■ RECORD SET
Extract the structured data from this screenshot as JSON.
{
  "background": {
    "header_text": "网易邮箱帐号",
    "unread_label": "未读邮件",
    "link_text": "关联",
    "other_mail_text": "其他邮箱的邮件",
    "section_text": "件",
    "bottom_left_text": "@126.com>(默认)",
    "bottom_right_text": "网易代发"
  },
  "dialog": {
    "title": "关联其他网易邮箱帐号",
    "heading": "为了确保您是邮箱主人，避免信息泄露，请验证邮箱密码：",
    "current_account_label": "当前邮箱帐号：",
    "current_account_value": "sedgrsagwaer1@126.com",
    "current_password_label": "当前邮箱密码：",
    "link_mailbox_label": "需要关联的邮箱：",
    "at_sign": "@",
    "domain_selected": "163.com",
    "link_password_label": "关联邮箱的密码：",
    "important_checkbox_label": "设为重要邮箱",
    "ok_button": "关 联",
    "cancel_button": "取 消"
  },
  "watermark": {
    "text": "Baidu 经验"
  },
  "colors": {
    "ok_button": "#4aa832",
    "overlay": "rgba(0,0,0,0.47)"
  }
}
* * *
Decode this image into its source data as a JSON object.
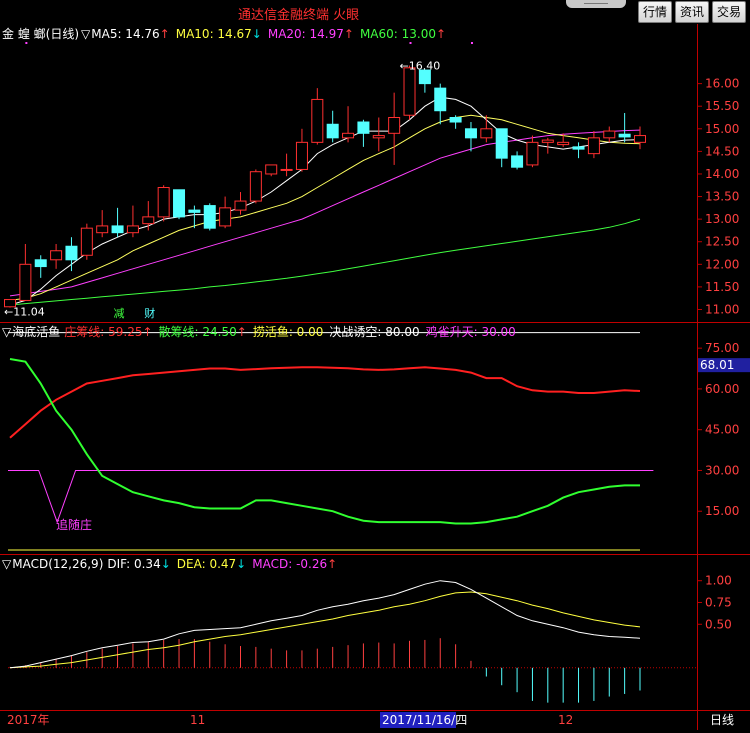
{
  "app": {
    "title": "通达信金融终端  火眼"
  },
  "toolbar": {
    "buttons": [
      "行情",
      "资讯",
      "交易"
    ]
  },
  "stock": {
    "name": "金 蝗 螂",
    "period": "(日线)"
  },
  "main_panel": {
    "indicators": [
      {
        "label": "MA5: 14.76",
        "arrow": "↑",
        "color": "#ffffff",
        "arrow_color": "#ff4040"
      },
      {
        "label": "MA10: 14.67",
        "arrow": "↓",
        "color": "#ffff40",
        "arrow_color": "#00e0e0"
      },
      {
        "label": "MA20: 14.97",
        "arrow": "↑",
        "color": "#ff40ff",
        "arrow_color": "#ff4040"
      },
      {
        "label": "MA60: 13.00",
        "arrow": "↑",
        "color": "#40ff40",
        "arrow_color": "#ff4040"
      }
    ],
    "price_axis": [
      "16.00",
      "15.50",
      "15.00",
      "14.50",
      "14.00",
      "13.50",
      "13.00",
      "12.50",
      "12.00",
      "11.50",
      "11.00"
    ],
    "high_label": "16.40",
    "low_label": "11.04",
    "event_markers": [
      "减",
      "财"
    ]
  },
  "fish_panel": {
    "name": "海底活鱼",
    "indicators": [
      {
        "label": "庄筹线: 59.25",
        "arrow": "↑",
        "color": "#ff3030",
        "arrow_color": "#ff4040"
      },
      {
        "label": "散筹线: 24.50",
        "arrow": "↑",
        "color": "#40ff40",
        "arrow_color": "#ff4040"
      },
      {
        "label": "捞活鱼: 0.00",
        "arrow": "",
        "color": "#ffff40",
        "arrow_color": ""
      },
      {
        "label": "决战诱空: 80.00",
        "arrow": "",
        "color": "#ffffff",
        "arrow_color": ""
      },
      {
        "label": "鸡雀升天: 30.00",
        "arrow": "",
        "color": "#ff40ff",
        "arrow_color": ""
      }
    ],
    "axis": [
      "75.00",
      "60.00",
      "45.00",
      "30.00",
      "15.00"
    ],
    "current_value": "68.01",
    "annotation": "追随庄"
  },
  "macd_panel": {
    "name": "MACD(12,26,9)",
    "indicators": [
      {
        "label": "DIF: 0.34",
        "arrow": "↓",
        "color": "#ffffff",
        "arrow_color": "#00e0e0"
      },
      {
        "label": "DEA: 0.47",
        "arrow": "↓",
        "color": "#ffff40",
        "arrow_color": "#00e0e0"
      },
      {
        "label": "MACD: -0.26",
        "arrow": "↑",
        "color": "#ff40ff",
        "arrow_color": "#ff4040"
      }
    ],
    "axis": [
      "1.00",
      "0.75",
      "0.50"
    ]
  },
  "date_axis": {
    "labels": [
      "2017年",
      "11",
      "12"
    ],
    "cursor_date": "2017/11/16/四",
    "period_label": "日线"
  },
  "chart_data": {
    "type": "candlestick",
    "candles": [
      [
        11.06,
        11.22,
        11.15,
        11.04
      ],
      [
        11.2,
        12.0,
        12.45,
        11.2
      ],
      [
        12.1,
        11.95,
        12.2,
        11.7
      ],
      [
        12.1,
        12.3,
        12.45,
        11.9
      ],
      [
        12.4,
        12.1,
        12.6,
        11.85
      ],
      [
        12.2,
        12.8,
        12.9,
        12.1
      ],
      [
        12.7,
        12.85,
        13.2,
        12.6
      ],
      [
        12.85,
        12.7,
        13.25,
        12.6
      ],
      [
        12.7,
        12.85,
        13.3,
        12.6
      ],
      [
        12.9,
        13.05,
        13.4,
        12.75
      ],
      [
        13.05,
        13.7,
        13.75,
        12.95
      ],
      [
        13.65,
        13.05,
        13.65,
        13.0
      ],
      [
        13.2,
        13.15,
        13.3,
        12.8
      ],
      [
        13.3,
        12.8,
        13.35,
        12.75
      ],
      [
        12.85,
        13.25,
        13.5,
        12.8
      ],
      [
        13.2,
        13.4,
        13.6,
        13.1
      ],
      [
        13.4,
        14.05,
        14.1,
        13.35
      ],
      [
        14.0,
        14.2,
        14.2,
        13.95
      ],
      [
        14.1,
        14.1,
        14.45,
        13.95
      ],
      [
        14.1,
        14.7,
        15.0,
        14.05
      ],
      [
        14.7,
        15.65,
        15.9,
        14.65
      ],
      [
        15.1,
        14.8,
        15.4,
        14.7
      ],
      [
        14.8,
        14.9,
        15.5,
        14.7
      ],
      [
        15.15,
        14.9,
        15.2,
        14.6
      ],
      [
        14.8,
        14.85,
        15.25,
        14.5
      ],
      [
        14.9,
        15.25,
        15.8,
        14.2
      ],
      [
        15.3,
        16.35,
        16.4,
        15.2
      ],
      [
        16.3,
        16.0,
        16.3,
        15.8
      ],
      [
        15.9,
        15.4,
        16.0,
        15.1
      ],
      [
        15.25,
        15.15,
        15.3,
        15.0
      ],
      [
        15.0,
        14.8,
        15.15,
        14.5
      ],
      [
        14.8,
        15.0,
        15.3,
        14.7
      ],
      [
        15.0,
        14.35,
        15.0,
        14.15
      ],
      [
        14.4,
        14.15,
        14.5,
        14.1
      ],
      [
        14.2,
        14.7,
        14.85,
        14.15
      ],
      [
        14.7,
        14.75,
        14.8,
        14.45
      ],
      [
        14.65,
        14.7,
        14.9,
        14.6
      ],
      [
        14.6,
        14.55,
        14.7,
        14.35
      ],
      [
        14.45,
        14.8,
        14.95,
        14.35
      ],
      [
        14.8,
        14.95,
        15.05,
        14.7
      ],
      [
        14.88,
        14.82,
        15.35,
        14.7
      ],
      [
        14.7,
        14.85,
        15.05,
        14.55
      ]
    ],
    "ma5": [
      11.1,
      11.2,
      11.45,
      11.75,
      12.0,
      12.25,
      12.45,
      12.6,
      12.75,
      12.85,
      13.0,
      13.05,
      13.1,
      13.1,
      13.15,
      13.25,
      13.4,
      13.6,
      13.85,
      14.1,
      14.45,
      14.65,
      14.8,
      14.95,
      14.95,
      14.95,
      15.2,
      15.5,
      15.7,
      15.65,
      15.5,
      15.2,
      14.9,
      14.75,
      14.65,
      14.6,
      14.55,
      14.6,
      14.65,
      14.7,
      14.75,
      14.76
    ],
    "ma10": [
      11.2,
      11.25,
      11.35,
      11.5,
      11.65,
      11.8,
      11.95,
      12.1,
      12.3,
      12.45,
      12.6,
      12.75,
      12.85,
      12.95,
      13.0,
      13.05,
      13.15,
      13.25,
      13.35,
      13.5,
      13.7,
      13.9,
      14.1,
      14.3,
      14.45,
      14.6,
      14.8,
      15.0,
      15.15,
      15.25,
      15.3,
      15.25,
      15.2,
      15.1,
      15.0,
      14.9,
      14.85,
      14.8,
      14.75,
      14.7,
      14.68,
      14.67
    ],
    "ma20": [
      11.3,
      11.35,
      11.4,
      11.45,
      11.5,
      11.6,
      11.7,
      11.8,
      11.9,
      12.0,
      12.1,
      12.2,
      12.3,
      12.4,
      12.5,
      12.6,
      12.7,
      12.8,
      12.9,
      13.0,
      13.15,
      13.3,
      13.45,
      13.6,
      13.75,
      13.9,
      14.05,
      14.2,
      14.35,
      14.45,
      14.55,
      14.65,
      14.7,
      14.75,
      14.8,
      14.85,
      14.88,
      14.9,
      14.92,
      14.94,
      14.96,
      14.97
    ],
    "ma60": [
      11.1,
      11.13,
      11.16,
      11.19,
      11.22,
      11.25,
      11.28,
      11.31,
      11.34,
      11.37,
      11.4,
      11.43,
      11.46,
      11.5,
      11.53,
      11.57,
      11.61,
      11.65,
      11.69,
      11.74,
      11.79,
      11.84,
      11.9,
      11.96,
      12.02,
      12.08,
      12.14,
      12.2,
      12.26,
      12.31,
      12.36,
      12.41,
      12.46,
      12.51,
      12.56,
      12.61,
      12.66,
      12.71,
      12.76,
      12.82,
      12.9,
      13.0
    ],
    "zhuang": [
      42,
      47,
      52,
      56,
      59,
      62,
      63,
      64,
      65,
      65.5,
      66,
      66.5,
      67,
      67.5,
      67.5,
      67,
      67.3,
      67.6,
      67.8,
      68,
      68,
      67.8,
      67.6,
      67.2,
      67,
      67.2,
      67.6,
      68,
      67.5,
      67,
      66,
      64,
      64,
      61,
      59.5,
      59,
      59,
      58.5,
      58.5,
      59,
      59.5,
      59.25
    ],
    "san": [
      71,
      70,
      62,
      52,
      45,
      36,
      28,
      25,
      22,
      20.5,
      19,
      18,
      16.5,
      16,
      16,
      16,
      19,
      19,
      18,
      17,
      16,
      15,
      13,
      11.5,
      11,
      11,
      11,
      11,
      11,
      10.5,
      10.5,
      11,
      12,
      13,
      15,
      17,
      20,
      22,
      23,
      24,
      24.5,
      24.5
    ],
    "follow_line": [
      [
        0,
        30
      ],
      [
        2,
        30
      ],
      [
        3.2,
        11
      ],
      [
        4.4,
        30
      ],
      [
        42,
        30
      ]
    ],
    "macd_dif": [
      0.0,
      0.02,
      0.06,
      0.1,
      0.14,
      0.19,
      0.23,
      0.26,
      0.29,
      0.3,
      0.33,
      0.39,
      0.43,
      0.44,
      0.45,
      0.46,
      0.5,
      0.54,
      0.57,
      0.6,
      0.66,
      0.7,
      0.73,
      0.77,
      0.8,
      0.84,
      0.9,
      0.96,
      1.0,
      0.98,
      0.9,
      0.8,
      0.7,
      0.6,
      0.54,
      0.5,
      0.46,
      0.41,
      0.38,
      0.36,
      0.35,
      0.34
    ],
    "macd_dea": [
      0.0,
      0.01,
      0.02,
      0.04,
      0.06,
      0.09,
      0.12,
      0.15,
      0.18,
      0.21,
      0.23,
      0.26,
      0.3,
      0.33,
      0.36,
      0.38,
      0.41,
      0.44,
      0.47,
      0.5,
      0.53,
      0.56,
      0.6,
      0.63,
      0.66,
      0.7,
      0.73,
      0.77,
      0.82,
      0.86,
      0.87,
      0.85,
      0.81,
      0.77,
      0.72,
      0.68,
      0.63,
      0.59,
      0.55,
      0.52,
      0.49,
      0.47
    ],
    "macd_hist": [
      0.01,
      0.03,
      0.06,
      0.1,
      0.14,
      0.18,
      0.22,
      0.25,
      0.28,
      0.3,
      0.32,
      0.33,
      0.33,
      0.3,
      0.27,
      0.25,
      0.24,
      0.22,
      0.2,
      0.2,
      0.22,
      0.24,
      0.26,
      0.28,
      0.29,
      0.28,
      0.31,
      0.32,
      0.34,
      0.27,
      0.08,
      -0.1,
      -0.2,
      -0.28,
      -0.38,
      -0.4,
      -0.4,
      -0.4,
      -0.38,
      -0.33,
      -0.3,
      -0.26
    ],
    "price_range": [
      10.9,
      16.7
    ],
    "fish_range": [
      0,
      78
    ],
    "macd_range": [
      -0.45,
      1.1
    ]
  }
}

■ AIM OF THE EXERCISE
Copy every line above in which the string "JSON" shows up.

■ SOLUTION FOR THIS TASK
Extract the structured data from this screenshot as JSON.
Decode this image into its source data as a JSON object.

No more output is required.